#### Records for the exercise ####
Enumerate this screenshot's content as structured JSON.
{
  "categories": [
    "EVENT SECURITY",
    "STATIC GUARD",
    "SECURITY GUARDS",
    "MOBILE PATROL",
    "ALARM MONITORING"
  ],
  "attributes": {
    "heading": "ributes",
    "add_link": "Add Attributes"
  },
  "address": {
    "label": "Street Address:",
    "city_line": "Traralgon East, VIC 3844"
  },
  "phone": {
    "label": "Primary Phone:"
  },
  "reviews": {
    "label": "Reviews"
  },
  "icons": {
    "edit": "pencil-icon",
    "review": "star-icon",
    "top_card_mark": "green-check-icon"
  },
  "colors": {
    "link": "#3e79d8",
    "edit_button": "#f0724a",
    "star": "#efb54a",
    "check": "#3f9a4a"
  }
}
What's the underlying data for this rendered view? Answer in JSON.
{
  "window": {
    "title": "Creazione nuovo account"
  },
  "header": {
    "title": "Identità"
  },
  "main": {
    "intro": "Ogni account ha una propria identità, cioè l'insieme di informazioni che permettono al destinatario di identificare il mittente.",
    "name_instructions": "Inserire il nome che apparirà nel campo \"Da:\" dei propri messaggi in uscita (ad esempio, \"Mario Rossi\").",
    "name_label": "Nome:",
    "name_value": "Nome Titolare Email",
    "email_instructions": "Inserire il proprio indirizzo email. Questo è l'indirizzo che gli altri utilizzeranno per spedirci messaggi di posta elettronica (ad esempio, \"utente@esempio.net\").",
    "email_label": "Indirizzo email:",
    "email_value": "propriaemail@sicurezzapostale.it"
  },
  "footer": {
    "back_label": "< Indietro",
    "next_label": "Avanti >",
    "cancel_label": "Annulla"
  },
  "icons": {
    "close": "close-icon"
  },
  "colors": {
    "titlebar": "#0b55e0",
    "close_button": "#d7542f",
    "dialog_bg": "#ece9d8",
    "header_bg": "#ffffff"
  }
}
####
#### Records for the exercise ####
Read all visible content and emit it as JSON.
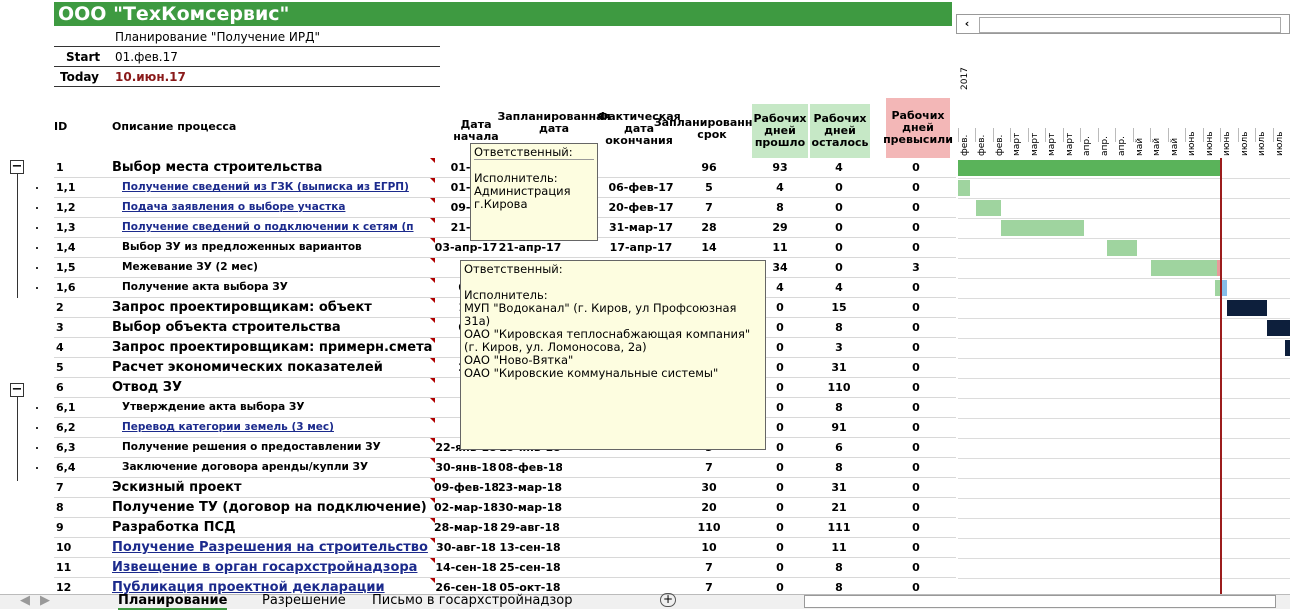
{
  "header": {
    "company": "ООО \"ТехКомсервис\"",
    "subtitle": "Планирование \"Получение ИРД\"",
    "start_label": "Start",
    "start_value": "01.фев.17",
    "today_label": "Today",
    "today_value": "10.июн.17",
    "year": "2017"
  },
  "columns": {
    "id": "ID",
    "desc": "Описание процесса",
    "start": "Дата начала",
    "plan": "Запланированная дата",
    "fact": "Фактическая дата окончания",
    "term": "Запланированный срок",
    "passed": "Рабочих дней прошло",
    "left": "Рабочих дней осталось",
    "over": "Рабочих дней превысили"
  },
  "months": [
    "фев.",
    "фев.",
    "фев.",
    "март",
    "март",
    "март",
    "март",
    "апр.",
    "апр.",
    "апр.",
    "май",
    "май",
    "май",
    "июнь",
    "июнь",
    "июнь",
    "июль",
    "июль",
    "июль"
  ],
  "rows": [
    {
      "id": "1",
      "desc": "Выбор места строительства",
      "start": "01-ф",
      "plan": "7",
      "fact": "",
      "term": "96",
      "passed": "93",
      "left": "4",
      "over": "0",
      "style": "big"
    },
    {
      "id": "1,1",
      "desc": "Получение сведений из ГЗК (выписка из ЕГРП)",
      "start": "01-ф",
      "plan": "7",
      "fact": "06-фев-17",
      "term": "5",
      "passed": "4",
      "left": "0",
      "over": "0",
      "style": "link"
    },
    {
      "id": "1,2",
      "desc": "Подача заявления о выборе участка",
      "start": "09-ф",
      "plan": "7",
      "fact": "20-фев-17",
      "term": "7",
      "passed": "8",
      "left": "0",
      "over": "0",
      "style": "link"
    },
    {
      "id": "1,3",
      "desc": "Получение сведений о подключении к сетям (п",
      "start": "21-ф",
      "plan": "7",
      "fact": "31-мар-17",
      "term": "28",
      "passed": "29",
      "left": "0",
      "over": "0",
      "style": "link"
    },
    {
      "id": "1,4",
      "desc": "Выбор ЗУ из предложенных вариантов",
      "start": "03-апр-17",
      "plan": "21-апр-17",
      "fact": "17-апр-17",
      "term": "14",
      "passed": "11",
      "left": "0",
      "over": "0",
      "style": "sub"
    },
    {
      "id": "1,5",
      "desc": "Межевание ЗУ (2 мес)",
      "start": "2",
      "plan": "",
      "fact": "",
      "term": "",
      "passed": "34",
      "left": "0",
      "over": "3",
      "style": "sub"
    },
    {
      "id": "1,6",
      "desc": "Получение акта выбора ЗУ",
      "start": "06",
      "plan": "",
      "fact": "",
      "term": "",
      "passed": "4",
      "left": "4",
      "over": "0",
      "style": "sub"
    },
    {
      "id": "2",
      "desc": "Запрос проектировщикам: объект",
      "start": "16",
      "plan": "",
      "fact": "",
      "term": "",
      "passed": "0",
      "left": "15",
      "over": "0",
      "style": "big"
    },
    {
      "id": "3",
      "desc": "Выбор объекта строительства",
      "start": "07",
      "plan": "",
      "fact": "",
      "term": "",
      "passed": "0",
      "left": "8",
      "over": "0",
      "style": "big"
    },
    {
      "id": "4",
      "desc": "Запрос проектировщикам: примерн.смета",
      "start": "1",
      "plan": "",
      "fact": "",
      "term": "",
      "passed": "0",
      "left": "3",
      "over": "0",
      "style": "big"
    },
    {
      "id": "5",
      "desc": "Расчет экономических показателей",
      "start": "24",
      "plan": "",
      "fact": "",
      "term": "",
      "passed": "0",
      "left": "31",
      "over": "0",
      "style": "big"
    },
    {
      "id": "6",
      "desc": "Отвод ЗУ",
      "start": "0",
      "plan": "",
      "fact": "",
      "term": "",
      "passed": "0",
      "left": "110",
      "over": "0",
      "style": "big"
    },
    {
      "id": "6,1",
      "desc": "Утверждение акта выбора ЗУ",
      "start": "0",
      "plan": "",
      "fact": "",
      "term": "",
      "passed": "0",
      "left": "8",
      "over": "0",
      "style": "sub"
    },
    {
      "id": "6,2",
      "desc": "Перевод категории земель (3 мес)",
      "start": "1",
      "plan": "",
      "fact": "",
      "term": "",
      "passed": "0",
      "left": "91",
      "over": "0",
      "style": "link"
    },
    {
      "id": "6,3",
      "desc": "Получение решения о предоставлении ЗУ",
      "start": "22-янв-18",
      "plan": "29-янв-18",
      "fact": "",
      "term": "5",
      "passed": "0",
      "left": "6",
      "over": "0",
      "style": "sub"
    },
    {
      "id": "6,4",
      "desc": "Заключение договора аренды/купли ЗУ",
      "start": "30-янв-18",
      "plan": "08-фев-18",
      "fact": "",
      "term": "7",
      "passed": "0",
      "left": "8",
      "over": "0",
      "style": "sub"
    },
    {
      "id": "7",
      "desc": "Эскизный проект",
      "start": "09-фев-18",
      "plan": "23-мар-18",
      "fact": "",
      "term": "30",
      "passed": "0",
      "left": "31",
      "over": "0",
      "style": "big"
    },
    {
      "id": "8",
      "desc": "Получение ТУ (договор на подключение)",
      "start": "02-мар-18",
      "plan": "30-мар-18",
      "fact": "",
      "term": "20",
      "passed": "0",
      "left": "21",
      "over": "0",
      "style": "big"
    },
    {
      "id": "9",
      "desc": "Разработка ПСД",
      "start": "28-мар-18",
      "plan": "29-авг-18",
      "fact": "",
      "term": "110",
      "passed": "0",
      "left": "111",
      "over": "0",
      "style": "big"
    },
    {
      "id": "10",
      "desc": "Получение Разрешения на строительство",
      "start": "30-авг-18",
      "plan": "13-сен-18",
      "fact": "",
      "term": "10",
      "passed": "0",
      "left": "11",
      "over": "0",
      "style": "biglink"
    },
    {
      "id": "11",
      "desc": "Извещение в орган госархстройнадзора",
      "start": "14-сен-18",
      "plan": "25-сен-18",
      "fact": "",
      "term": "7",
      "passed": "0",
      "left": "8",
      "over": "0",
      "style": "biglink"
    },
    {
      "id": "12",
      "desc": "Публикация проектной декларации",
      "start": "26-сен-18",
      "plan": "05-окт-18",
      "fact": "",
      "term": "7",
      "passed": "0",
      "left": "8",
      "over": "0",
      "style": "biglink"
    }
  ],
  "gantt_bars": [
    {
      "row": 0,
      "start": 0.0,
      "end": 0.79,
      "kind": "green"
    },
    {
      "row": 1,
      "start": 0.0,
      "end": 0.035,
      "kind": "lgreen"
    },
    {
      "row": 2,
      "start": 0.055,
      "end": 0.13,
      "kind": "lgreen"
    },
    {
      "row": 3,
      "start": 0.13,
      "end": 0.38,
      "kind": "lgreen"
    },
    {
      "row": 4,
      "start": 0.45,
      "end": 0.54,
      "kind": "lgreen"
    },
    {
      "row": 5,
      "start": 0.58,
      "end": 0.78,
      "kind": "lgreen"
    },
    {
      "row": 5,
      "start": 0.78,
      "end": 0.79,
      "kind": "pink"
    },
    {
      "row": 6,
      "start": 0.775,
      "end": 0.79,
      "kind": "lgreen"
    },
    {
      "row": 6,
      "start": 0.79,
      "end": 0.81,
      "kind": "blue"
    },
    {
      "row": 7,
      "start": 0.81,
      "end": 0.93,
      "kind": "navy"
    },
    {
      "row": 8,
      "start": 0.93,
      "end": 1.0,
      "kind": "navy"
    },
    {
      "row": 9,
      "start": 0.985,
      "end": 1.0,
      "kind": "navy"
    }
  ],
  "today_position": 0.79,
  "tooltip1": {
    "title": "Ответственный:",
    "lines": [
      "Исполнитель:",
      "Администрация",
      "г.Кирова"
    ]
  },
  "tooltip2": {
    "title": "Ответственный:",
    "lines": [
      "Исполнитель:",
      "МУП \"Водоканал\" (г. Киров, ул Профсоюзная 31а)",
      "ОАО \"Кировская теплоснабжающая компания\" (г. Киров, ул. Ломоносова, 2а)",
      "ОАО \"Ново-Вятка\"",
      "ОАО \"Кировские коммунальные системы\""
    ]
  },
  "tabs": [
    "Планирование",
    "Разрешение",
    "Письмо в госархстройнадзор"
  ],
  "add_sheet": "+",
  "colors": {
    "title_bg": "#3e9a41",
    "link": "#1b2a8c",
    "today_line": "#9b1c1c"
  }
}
####
- Task statement: Copy out all lines from the material above that contain the string "account".

- Exercise output:
    "title": "Creazione nuovo account"
    "intro": "Ogni account ha una propria identità, cioè l'insieme di informazioni che permettono al destinatario di identificare il mittente.",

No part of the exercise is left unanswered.